Data listing>
** START **
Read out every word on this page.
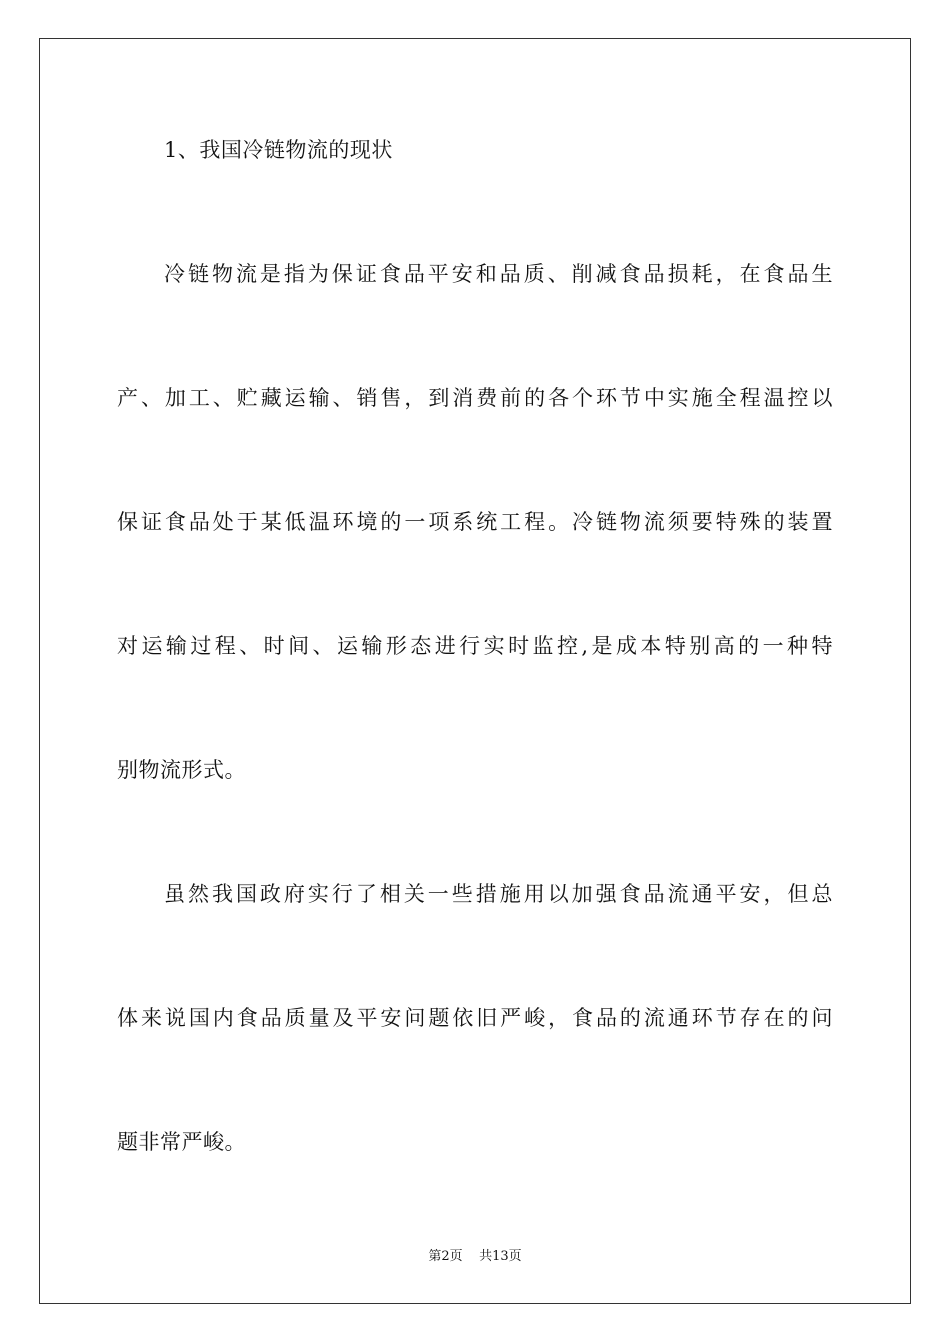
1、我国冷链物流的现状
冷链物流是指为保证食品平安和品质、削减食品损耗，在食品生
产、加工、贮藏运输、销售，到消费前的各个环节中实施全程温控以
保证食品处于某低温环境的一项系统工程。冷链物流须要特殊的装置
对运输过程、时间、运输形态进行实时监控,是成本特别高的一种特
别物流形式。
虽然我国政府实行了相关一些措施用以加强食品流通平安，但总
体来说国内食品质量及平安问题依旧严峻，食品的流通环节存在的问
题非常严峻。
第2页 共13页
** END **
What the exercise asks>
Every line of the data above should be quoted exactly. Omit the pictures.

Answer to the problem>
Read out every word on this page.
1、我国冷链物流的现状
冷链物流是指为保证食品平安和品质、削减食品损耗，在食品生
产、加工、贮藏运输、销售，到消费前的各个环节中实施全程温控以
保证食品处于某低温环境的一项系统工程。冷链物流须要特殊的装置
对运输过程、时间、运输形态进行实时监控,是成本特别高的一种特
别物流形式。
虽然我国政府实行了相关一些措施用以加强食品流通平安，但总
体来说国内食品质量及平安问题依旧严峻，食品的流通环节存在的问
题非常严峻。
第2页 共13页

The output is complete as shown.